_Work to be completed:_ Lines containing the string "Page" are to be counted. Write only how many there are.

[Stored data entries]
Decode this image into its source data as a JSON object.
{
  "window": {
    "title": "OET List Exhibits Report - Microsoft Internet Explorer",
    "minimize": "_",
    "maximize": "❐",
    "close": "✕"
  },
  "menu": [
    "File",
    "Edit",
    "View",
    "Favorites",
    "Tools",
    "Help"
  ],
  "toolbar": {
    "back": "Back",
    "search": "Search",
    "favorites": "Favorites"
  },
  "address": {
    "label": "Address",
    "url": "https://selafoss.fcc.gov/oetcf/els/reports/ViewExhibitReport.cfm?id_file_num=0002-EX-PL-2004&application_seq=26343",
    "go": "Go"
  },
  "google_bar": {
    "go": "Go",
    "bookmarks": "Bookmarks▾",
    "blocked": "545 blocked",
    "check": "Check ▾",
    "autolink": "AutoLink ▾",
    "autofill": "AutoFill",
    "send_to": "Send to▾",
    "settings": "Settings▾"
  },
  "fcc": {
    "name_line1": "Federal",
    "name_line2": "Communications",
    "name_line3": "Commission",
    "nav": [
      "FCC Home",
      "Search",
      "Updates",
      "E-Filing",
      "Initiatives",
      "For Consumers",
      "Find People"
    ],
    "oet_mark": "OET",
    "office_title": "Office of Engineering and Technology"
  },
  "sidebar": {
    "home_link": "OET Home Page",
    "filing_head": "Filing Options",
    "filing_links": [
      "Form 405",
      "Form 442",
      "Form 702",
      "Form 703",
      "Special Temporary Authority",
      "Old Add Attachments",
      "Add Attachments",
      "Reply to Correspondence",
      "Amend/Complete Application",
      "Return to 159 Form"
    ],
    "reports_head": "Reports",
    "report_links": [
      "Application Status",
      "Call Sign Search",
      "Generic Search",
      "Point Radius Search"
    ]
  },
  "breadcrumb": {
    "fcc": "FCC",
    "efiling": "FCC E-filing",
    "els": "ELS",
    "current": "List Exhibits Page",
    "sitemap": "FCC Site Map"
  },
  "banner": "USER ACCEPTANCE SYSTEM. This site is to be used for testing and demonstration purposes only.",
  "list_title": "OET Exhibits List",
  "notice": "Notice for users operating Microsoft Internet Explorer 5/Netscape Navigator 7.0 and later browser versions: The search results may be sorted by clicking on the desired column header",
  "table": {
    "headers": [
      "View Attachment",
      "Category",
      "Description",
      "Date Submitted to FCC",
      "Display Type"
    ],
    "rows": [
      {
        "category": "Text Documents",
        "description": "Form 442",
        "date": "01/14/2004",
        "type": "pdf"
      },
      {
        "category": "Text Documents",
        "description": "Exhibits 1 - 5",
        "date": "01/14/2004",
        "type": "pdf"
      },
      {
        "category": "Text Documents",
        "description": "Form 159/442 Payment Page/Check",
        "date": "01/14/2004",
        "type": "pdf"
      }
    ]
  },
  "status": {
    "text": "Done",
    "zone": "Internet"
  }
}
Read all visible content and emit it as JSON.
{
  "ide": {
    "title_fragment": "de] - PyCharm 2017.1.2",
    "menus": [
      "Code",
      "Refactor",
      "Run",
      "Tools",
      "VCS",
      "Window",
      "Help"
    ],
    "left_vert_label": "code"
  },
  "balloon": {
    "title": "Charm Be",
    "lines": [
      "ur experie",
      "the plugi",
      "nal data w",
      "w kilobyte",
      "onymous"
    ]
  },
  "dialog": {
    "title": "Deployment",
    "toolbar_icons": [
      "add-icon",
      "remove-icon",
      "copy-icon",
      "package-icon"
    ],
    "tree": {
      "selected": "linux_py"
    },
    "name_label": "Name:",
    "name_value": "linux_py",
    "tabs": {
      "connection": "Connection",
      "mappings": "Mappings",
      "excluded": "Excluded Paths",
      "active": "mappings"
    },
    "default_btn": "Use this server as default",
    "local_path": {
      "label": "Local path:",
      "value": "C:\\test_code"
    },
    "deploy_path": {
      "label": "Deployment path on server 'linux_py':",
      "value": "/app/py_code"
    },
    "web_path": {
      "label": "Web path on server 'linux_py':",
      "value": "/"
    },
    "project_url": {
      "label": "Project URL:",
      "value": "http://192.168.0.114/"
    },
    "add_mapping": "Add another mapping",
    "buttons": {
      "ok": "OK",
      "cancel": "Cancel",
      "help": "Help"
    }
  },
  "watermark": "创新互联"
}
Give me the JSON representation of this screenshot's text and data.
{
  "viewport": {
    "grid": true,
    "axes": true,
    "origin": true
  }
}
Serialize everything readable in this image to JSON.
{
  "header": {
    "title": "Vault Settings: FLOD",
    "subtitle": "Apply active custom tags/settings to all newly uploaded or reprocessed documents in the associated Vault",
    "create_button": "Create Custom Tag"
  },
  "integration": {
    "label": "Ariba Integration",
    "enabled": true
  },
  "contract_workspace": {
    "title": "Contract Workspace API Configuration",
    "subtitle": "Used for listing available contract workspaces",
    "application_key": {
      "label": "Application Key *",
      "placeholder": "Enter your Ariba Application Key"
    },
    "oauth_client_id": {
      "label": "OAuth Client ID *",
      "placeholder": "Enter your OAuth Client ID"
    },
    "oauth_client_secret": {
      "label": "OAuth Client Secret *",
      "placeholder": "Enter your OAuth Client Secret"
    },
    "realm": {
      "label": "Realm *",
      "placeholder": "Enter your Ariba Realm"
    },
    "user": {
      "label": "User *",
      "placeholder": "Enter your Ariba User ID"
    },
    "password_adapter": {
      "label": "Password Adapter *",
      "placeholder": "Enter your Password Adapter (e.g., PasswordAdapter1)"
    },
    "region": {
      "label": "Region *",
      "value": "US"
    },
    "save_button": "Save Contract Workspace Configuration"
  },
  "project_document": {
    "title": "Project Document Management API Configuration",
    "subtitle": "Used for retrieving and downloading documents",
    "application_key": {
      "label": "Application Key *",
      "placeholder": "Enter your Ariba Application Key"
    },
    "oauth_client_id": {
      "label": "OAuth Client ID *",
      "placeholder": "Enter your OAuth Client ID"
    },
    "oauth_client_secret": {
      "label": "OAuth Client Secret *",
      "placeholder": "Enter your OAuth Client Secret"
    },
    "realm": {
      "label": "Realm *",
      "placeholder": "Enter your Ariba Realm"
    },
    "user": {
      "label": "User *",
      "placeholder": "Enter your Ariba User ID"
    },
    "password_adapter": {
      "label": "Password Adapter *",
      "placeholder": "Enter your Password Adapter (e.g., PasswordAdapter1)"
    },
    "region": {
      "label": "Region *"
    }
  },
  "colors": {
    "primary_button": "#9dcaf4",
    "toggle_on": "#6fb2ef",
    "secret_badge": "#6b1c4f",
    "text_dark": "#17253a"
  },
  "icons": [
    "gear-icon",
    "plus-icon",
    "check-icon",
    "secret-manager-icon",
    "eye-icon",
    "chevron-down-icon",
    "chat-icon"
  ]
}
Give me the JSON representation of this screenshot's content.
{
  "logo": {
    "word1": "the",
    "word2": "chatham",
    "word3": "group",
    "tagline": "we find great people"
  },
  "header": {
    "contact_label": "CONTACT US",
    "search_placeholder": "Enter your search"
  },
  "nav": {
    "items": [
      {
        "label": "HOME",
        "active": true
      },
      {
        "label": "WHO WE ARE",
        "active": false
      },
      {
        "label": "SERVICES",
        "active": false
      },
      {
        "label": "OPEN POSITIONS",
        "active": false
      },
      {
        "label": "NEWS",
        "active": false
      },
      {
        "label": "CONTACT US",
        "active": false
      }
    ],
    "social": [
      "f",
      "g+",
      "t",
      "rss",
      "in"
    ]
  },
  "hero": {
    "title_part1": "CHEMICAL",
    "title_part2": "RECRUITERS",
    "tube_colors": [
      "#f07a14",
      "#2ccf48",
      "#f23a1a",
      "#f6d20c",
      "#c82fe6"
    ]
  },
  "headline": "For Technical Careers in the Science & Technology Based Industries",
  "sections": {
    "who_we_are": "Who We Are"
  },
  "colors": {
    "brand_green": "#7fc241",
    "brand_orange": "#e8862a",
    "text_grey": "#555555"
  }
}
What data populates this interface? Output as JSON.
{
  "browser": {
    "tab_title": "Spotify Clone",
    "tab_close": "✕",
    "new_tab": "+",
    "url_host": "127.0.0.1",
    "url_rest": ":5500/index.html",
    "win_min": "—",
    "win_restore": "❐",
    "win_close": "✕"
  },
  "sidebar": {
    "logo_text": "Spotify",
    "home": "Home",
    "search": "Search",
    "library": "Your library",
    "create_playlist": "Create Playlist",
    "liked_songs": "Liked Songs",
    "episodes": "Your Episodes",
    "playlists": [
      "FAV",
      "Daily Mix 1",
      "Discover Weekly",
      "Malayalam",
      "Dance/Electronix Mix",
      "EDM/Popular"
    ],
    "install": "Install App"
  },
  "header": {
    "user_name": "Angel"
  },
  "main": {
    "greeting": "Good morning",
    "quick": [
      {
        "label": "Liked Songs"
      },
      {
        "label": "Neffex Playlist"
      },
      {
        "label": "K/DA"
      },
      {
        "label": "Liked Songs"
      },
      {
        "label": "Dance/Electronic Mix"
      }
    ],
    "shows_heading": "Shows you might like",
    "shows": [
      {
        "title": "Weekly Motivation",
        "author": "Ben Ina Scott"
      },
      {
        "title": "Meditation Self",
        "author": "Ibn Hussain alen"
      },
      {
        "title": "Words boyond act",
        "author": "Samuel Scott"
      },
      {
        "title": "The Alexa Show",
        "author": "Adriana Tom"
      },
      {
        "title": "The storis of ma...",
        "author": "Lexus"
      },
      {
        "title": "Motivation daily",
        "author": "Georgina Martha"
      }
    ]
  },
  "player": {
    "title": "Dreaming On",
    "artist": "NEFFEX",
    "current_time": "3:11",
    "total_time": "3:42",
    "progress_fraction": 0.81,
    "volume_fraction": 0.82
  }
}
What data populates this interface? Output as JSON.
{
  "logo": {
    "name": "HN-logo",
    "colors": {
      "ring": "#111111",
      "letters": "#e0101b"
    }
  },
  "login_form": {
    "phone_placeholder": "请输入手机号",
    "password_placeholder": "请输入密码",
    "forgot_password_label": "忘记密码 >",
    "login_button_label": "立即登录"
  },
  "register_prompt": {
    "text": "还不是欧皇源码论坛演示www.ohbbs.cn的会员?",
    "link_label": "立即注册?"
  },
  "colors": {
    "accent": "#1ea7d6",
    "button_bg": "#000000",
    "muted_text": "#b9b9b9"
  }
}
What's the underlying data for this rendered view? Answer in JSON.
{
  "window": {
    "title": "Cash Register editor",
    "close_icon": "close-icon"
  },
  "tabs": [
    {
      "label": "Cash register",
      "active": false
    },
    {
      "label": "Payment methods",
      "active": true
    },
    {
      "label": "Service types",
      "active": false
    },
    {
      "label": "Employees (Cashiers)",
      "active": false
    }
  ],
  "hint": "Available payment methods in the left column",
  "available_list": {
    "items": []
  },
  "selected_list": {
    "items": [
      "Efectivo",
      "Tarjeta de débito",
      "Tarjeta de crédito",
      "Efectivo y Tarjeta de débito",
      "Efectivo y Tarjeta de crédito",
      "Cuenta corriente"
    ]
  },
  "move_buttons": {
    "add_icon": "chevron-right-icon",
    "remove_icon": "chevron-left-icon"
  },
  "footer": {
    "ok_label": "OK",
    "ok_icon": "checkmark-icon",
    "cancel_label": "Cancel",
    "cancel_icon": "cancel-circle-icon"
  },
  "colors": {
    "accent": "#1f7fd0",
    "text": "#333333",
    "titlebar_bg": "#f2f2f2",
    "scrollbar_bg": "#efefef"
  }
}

_Solution to the problem:_ 3